(Source records)
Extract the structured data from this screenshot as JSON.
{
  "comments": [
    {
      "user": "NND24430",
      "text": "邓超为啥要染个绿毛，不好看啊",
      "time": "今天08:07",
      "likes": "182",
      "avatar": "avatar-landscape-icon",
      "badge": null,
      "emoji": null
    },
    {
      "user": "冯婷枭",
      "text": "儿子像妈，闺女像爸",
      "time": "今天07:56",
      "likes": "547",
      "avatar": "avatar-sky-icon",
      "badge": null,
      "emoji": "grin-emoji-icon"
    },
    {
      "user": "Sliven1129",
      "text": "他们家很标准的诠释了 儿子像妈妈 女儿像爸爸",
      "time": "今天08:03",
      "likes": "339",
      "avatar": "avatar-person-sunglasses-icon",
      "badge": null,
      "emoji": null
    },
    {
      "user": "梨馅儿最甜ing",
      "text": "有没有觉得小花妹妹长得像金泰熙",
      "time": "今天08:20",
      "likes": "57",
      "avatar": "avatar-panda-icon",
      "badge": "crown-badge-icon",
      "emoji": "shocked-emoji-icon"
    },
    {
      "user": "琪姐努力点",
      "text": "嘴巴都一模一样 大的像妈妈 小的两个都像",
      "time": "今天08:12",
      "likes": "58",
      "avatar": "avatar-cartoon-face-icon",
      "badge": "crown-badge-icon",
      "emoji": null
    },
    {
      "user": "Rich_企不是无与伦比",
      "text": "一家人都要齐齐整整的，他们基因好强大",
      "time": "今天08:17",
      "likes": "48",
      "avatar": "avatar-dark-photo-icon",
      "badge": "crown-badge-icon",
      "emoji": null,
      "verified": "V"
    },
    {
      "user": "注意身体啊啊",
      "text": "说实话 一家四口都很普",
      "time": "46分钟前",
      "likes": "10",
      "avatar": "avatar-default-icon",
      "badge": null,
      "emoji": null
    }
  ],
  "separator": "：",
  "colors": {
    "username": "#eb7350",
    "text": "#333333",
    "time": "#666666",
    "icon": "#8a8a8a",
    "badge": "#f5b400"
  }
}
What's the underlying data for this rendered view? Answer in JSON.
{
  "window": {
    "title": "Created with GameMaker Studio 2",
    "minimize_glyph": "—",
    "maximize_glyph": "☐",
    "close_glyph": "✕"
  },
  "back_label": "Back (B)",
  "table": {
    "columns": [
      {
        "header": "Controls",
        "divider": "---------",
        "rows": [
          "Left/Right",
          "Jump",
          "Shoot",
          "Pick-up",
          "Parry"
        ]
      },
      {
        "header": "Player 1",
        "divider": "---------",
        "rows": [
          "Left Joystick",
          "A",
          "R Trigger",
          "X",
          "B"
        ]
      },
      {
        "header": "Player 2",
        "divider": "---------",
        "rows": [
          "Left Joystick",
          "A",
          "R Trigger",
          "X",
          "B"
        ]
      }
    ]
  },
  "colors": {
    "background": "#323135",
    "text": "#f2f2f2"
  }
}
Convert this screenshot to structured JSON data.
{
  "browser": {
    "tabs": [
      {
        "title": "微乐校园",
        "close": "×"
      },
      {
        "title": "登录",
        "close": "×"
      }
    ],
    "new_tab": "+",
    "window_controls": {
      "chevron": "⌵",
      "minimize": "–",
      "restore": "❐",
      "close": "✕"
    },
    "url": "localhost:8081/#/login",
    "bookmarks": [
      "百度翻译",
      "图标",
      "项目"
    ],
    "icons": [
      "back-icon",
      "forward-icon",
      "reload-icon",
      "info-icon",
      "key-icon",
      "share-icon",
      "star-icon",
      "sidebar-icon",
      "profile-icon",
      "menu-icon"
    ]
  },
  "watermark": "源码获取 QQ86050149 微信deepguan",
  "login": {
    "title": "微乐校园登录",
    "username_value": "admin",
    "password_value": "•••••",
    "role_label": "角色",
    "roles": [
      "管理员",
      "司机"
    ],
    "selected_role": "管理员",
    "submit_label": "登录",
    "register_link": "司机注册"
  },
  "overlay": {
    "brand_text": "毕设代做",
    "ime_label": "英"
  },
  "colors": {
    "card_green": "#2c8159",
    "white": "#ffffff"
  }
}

» Exercise task
Extract each line of the material exactly as it stands.

» Finished task
Extract the structured data from this screenshot as JSON.
{
  "comments": [
    {
      "user": "NND24430",
      "text": "邓超为啥要染个绿毛，不好看啊",
      "time": "今天08:07",
      "likes": "182",
      "avatar": "avatar-landscape-icon",
      "badge": null,
      "emoji": null
    },
    {
      "user": "冯婷枭",
      "text": "儿子像妈，闺女像爸",
      "time": "今天07:56",
      "likes": "547",
      "avatar": "avatar-sky-icon",
      "badge": null,
      "emoji": "grin-emoji-icon"
    },
    {
      "user": "Sliven1129",
      "text": "他们家很标准的诠释了 儿子像妈妈 女儿像爸爸",
      "time": "今天08:03",
      "likes": "339",
      "avatar": "avatar-person-sunglasses-icon",
      "badge": null,
      "emoji": null
    },
    {
      "user": "梨馅儿最甜ing",
      "text": "有没有觉得小花妹妹长得像金泰熙",
      "time": "今天08:20",
      "likes": "57",
      "avatar": "avatar-panda-icon",
      "badge": "crown-badge-icon",
      "emoji": "shocked-emoji-icon"
    },
    {
      "user": "琪姐努力点",
      "text": "嘴巴都一模一样 大的像妈妈 小的两个都像",
      "time": "今天08:12",
      "likes": "58",
      "avatar": "avatar-cartoon-face-icon",
      "badge": "crown-badge-icon",
      "emoji": null
    },
    {
      "user": "Rich_企不是无与伦比",
      "text": "一家人都要齐齐整整的，他们基因好强大",
      "time": "今天08:17",
      "likes": "48",
      "avatar": "avatar-dark-photo-icon",
      "badge": "crown-badge-icon",
      "emoji": null,
      "verified": "V"
    },
    {
      "user": "注意身体啊啊",
      "text": "说实话 一家四口都很普",
      "time": "46分钟前",
      "likes": "10",
      "avatar": "avatar-default-icon",
      "badge": null,
      "emoji": null
    }
  ],
  "separator": "：",
  "colors": {
    "username": "#eb7350",
    "text": "#333333",
    "time": "#666666",
    "icon": "#8a8a8a",
    "badge": "#f5b400"
  }
}
What's the underlying data for this rendered view? Answer in JSON.
{
  "window": {
    "title": "Created with GameMaker Studio 2",
    "minimize_glyph": "—",
    "maximize_glyph": "☐",
    "close_glyph": "✕"
  },
  "back_label": "Back (B)",
  "table": {
    "columns": [
      {
        "header": "Controls",
        "divider": "---------",
        "rows": [
          "Left/Right",
          "Jump",
          "Shoot",
          "Pick-up",
          "Parry"
        ]
      },
      {
        "header": "Player 1",
        "divider": "---------",
        "rows": [
          "Left Joystick",
          "A",
          "R Trigger",
          "X",
          "B"
        ]
      },
      {
        "header": "Player 2",
        "divider": "---------",
        "rows": [
          "Left Joystick",
          "A",
          "R Trigger",
          "X",
          "B"
        ]
      }
    ]
  },
  "colors": {
    "background": "#323135",
    "text": "#f2f2f2"
  }
}
Convert this screenshot to structured JSON data.
{
  "browser": {
    "tabs": [
      {
        "title": "微乐校园",
        "close": "×"
      },
      {
        "title": "登录",
        "close": "×"
      }
    ],
    "new_tab": "+",
    "window_controls": {
      "chevron": "⌵",
      "minimize": "–",
      "restore": "❐",
      "close": "✕"
    },
    "url": "localhost:8081/#/login",
    "bookmarks": [
      "百度翻译",
      "图标",
      "项目"
    ],
    "icons": [
      "back-icon",
      "forward-icon",
      "reload-icon",
      "info-icon",
      "key-icon",
      "share-icon",
      "star-icon",
      "sidebar-icon",
      "profile-icon",
      "menu-icon"
    ]
  },
  "watermark": "源码获取 QQ86050149 微信deepguan",
  "login": {
    "title": "微乐校园登录",
    "username_value": "admin",
    "password_value": "•••••",
    "role_label": "角色",
    "roles": [
      "管理员",
      "司机"
    ],
    "selected_role": "管理员",
    "submit_label": "登录",
    "register_link": "司机注册"
  },
  "overlay": {
    "brand_text": "毕设代做",
    "ime_label": "英"
  },
  "colors": {
    "card_green": "#2c8159",
    "white": "#ffffff"
  }
}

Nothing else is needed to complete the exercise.